§ **What the task asks**
Separate out the lines that hold "type".

Start of Raw data

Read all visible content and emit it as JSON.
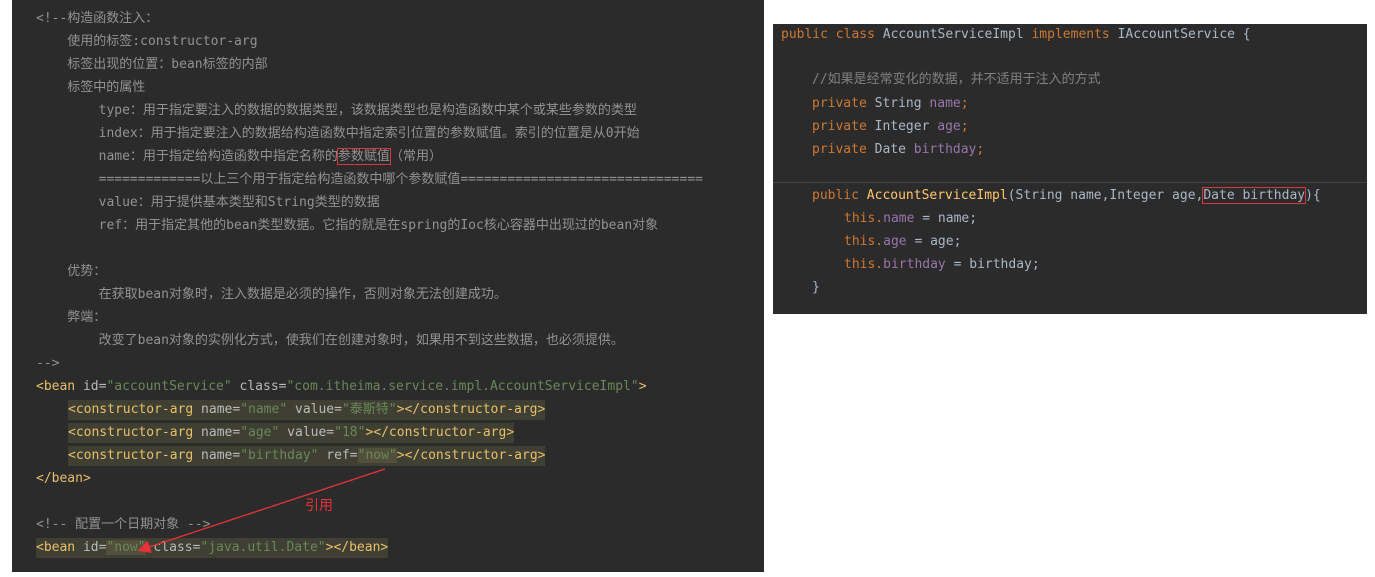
{
  "left": {
    "lines": [
      "<!--构造函数注入：",
      "    使用的标签:constructor-arg",
      "    标签出现的位置：bean标签的内部",
      "    标签中的属性",
      "        type：用于指定要注入的数据的数据类型，该数据类型也是构造函数中某个或某些参数的类型",
      "        index：用于指定要注入的数据给构造函数中指定索引位置的参数赋值。索引的位置是从0开始",
      "        name：用于指定给构造函数中指定名称的",
      "参数赋值",
      "（常用）",
      "        =============以上三个用于指定给构造函数中哪个参数赋值===============================",
      "        value：用于提供基本类型和String类型的数据",
      "        ref：用于指定其他的bean类型数据。它指的就是在spring的Ioc核心容器中出现过的bean对象",
      "    优势：",
      "        在获取bean对象时，注入数据是必须的操作，否则对象无法创建成功。",
      "    弊端：",
      "        改变了bean对象的实例化方式，使我们在创建对象时，如果用不到这些数据，也必须提供。",
      "-->"
    ],
    "bean": {
      "open": "<bean",
      "id_attr": " id=",
      "id_val": "\"accountService\"",
      "class_attr": " class=",
      "class_val": "\"com.itheima.service.impl.AccountServiceImpl\"",
      "close": ">",
      "end": "</bean>"
    },
    "args": [
      {
        "open": "<constructor-arg",
        "name_attr": " name=",
        "name_val": "\"name\"",
        "v_attr": " value=",
        "v_val": "\"泰斯特\"",
        "close": "></constructor-arg>"
      },
      {
        "open": "<constructor-arg",
        "name_attr": " name=",
        "name_val": "\"age\"",
        "v_attr": " value=",
        "v_val": "\"18\"",
        "close": "></constructor-arg>"
      },
      {
        "open": "<constructor-arg",
        "name_attr": " name=",
        "name_val": "\"birthday\"",
        "v_attr": " ref=",
        "v_val": "\"now\"",
        "close": "></constructor-arg>"
      }
    ],
    "date_comment": "<!-- 配置一个日期对象 -->",
    "date_bean": {
      "open": "<bean",
      "id_attr": " id=",
      "id_val": "\"now\"",
      "class_attr": " class=",
      "class_val": "\"java.util.Date\"",
      "close": "></bean>"
    },
    "annotation": "引用"
  },
  "right": {
    "decl": {
      "k1": "public",
      "k2": " class",
      "name": " AccountServiceImpl",
      "k3": " implements",
      "iface": " IAccountService",
      "brace": " {"
    },
    "comment": "//如果是经常变化的数据，并不适用于注入的方式",
    "fields": [
      {
        "k": "private",
        "type": " String",
        "name": " name",
        "semi": ";"
      },
      {
        "k": "private",
        "type": " Integer",
        "name": " age",
        "semi": ";"
      },
      {
        "k": "private",
        "type": " Date",
        "name": " birthday",
        "semi": ";"
      }
    ],
    "ctor": {
      "k": "public",
      "name": " AccountServiceImpl",
      "params": "(String name,Integer age,",
      "boxed": "Date birthday",
      "end": "){"
    },
    "assigns": [
      {
        "this": "this.",
        "field": "name",
        "rest": " = name;"
      },
      {
        "this": "this.",
        "field": "age",
        "rest": " = age;"
      },
      {
        "this": "this.",
        "field": "birthday",
        "rest": " = birthday;"
      }
    ],
    "close": "}",
    "colors": {
      "keyword": "#cc7832",
      "field": "#9876aa",
      "method": "#ffc66d",
      "tag": "#e8bf6a",
      "value": "#6a8759"
    }
  }
}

End of Raw data

§ **Solution for this task**
      "        type：用于指定要注入的数据的数据类型，该数据类型也是构造函数中某个或某些参数的类型",
        "type": " String",
        "type": " Integer",
        "type": " Date",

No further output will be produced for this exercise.